WHAT TO DO
Quote every line below exactly and skip any picture.

RECORDS TO PROCESS
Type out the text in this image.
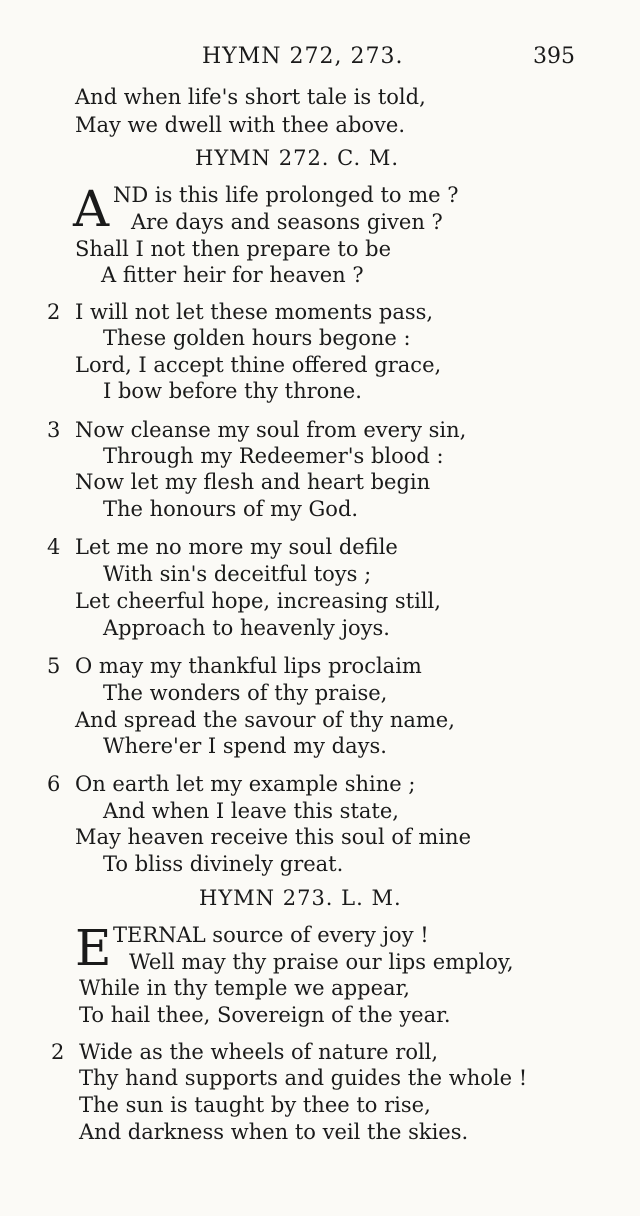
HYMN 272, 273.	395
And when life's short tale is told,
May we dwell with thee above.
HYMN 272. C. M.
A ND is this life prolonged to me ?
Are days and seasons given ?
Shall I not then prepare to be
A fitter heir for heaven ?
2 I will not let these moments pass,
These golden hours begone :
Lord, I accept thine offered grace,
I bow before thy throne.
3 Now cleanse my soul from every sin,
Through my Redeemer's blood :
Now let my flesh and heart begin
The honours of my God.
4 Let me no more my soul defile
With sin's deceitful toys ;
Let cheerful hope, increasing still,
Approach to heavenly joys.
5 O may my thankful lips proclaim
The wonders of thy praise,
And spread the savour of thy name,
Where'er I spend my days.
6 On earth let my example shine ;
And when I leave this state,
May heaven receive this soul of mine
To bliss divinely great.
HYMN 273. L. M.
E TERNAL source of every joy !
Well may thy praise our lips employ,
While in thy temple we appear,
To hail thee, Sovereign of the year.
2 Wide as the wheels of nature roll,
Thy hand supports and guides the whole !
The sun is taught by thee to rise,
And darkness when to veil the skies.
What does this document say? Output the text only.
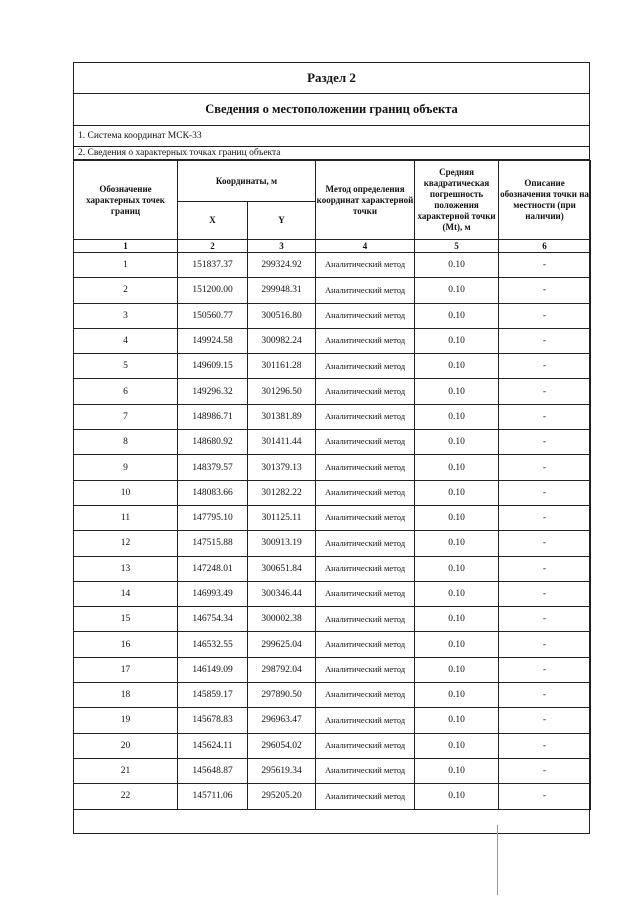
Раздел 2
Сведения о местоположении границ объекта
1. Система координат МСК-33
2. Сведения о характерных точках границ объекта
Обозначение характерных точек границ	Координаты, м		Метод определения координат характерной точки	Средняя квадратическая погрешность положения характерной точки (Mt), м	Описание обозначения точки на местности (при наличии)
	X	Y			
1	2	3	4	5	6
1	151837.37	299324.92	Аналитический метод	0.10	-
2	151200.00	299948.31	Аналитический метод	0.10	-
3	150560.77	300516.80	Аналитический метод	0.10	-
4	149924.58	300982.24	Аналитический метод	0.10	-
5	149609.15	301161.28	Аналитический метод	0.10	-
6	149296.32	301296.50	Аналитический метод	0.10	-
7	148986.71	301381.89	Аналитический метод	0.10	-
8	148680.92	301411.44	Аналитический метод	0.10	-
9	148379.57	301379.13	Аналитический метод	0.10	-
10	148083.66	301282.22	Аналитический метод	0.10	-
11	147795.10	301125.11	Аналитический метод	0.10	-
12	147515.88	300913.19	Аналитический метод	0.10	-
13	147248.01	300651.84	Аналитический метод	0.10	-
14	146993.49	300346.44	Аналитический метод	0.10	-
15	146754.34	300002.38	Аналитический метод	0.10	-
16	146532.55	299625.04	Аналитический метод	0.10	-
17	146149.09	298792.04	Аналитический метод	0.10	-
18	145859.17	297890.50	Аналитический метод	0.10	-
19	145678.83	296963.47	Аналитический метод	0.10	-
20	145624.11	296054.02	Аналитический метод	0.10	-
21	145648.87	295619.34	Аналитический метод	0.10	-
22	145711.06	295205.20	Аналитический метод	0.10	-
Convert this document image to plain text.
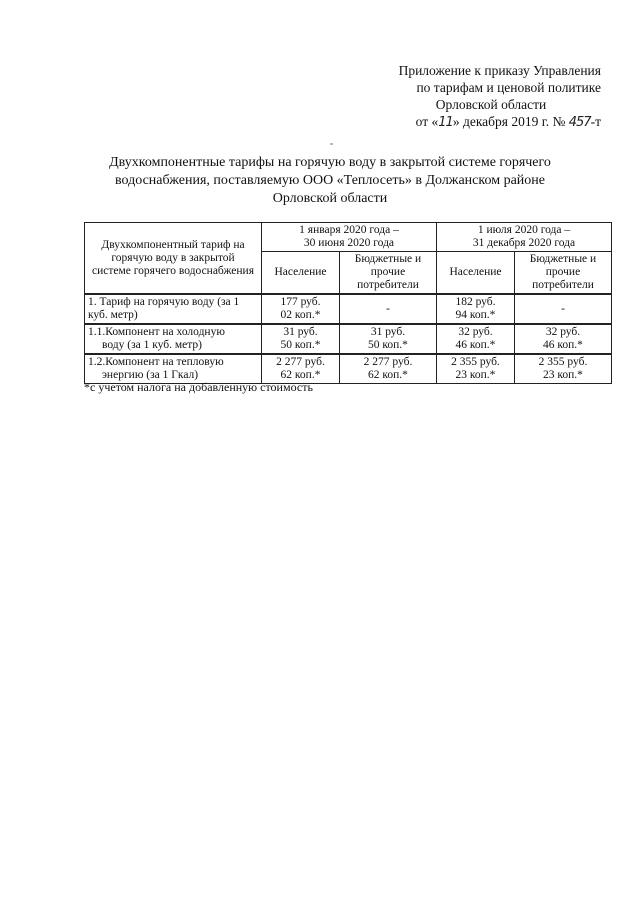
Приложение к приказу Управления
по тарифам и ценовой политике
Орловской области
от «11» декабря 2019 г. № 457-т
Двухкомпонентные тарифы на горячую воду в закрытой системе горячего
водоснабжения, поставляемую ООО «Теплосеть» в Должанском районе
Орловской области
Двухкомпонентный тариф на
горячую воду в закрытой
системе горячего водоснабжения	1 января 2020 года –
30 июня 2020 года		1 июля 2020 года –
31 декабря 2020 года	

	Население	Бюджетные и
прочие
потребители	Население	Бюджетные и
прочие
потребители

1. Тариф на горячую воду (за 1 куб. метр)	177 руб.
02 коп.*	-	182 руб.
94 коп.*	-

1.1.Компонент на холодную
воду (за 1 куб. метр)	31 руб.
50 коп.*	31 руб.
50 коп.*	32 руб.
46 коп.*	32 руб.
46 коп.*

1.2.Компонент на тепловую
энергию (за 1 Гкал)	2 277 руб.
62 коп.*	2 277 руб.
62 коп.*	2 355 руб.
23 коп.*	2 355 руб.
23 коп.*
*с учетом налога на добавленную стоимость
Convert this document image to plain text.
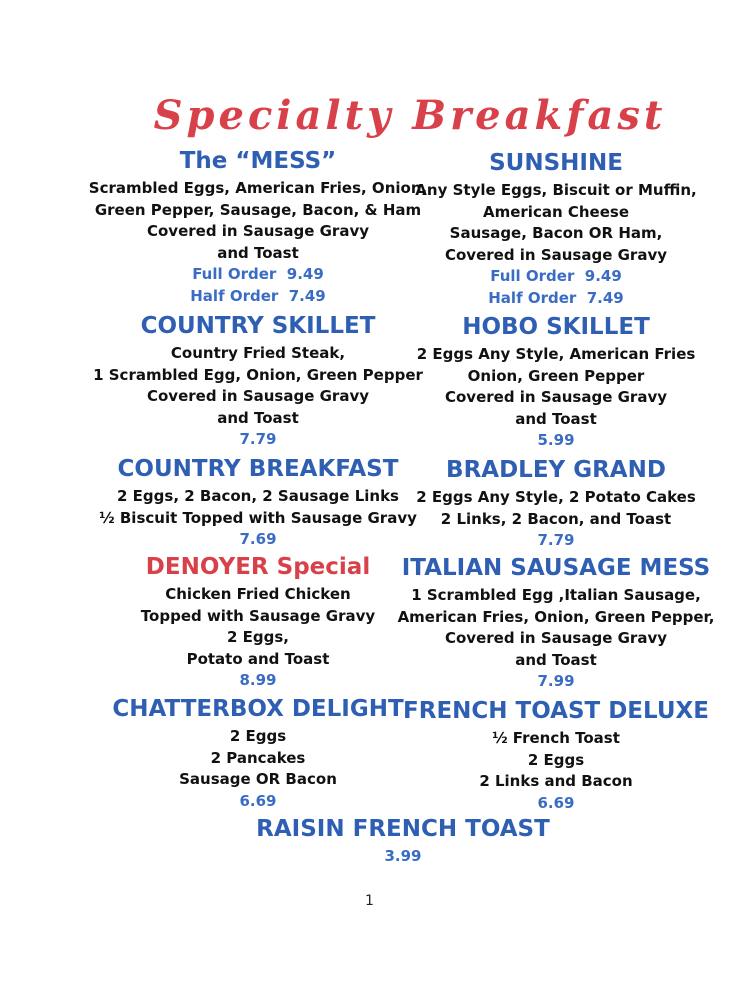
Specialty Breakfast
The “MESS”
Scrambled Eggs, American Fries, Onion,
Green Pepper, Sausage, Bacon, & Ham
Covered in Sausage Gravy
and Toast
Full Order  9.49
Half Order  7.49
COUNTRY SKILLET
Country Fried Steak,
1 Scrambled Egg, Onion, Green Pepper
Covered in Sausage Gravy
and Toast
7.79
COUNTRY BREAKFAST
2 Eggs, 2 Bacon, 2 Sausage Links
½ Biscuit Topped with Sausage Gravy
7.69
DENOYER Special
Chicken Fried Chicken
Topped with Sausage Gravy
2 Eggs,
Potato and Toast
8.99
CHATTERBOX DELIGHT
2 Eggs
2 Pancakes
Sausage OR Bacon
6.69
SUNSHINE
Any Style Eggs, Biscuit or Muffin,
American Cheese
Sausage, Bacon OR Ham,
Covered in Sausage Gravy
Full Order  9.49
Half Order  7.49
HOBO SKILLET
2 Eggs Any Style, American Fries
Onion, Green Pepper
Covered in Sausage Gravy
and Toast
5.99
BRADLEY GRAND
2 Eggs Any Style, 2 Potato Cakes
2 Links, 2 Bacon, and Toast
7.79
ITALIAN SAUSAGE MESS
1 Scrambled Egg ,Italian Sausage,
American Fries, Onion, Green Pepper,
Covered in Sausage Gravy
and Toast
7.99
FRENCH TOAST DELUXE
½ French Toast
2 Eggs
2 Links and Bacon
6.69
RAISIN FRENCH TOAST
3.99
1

REPLY
Type out the text in this image.
HYMN 272, 273.	395
And when life's short tale is told,
May we dwell with thee above.
HYMN 272. C. M.
A ND is this life prolonged to me ?
Are days and seasons given ?
Shall I not then prepare to be
A fitter heir for heaven ?
2 I will not let these moments pass,
These golden hours begone :
Lord, I accept thine offered grace,
I bow before thy throne.
3 Now cleanse my soul from every sin,
Through my Redeemer's blood :
Now let my flesh and heart begin
The honours of my God.
4 Let me no more my soul defile
With sin's deceitful toys ;
Let cheerful hope, increasing still,
Approach to heavenly joys.
5 O may my thankful lips proclaim
The wonders of thy praise,
And spread the savour of thy name,
Where'er I spend my days.
6 On earth let my example shine ;
And when I leave this state,
May heaven receive this soul of mine
To bliss divinely great.
HYMN 273. L. M.
E TERNAL source of every joy !
Well may thy praise our lips employ,
While in thy temple we appear,
To hail thee, Sovereign of the year.
2 Wide as the wheels of nature roll,
Thy hand supports and guides the whole !
The sun is taught by thee to rise,
And darkness when to veil the skies.
What does this document say? Output the text only.
Раздел 2
Сведения о местоположении границ объекта
1. Система координат МСК-33
2. Сведения о характерных точках границ объекта
Обозначение характерных точек границ	Координаты, м		Метод определения координат характерной точки	Средняя квадратическая погрешность положения характерной точки (Mt), м	Описание обозначения точки на местности (при наличии)
	X	Y			
1	2	3	4	5	6
1	151837.37	299324.92	Аналитический метод	0.10	-
2	151200.00	299948.31	Аналитический метод	0.10	-
3	150560.77	300516.80	Аналитический метод	0.10	-
4	149924.58	300982.24	Аналитический метод	0.10	-
5	149609.15	301161.28	Аналитический метод	0.10	-
6	149296.32	301296.50	Аналитический метод	0.10	-
7	148986.71	301381.89	Аналитический метод	0.10	-
8	148680.92	301411.44	Аналитический метод	0.10	-
9	148379.57	301379.13	Аналитический метод	0.10	-
10	148083.66	301282.22	Аналитический метод	0.10	-
11	147795.10	301125.11	Аналитический метод	0.10	-
12	147515.88	300913.19	Аналитический метод	0.10	-
13	147248.01	300651.84	Аналитический метод	0.10	-
14	146993.49	300346.44	Аналитический метод	0.10	-
15	146754.34	300002.38	Аналитический метод	0.10	-
16	146532.55	299625.04	Аналитический метод	0.10	-
17	146149.09	298792.04	Аналитический метод	0.10	-
18	145859.17	297890.50	Аналитический метод	0.10	-
19	145678.83	296963.47	Аналитический метод	0.10	-
20	145624.11	296054.02	Аналитический метод	0.10	-
21	145648.87	295619.34	Аналитический метод	0.10	-
22	145711.06	295205.20	Аналитический метод	0.10	-
Convert this document image to plain text.
Приложение к приказу Управления
по тарифам и ценовой политике
Орловской области
от «11» декабря 2019 г. № 457-т
Двухкомпонентные тарифы на горячую воду в закрытой системе горячего
водоснабжения, поставляемую ООО «Теплосеть» в Должанском районе
Орловской области
Двухкомпонентный тариф на
горячую воду в закрытой
системе горячего водоснабжения	1 января 2020 года –
30 июня 2020 года		1 июля 2020 года –
31 декабря 2020 года	

	Население	Бюджетные и
прочие
потребители	Население	Бюджетные и
прочие
потребители

1. Тариф на горячую воду (за 1 куб. метр)	177 руб.
02 коп.*	-	182 руб.
94 коп.*	-

1.1.Компонент на холодную
воду (за 1 куб. метр)	31 руб.
50 коп.*	31 руб.
50 коп.*	32 руб.
46 коп.*	32 руб.
46 коп.*

1.2.Компонент на тепловую
энергию (за 1 Гкал)	2 277 руб.
62 коп.*	2 277 руб.
62 коп.*	2 355 руб.
23 коп.*	2 355 руб.
23 коп.*
*с учетом налога на добавленную стоимость
Convert this document image to plain text.
Specialty Breakfast
The “MESS”
Scrambled Eggs, American Fries, Onion,
Green Pepper, Sausage, Bacon, & Ham
Covered in Sausage Gravy
and Toast
Full Order  9.49
Half Order  7.49
COUNTRY SKILLET
Country Fried Steak,
1 Scrambled Egg, Onion, Green Pepper
Covered in Sausage Gravy
and Toast
7.79
COUNTRY BREAKFAST
2 Eggs, 2 Bacon, 2 Sausage Links
½ Biscuit Topped with Sausage Gravy
7.69
DENOYER Special
Chicken Fried Chicken
Topped with Sausage Gravy
2 Eggs,
Potato and Toast
8.99
CHATTERBOX DELIGHT
2 Eggs
2 Pancakes
Sausage OR Bacon
6.69
SUNSHINE
Any Style Eggs, Biscuit or Muffin,
American Cheese
Sausage, Bacon OR Ham,
Covered in Sausage Gravy
Full Order  9.49
Half Order  7.49
HOBO SKILLET
2 Eggs Any Style, American Fries
Onion, Green Pepper
Covered in Sausage Gravy
and Toast
5.99
BRADLEY GRAND
2 Eggs Any Style, 2 Potato Cakes
2 Links, 2 Bacon, and Toast
7.79
ITALIAN SAUSAGE MESS
1 Scrambled Egg ,Italian Sausage,
American Fries, Onion, Green Pepper,
Covered in Sausage Gravy
and Toast
7.99
FRENCH TOAST DELUXE
½ French Toast
2 Eggs
2 Links and Bacon
6.69
RAISIN FRENCH TOAST
3.99
1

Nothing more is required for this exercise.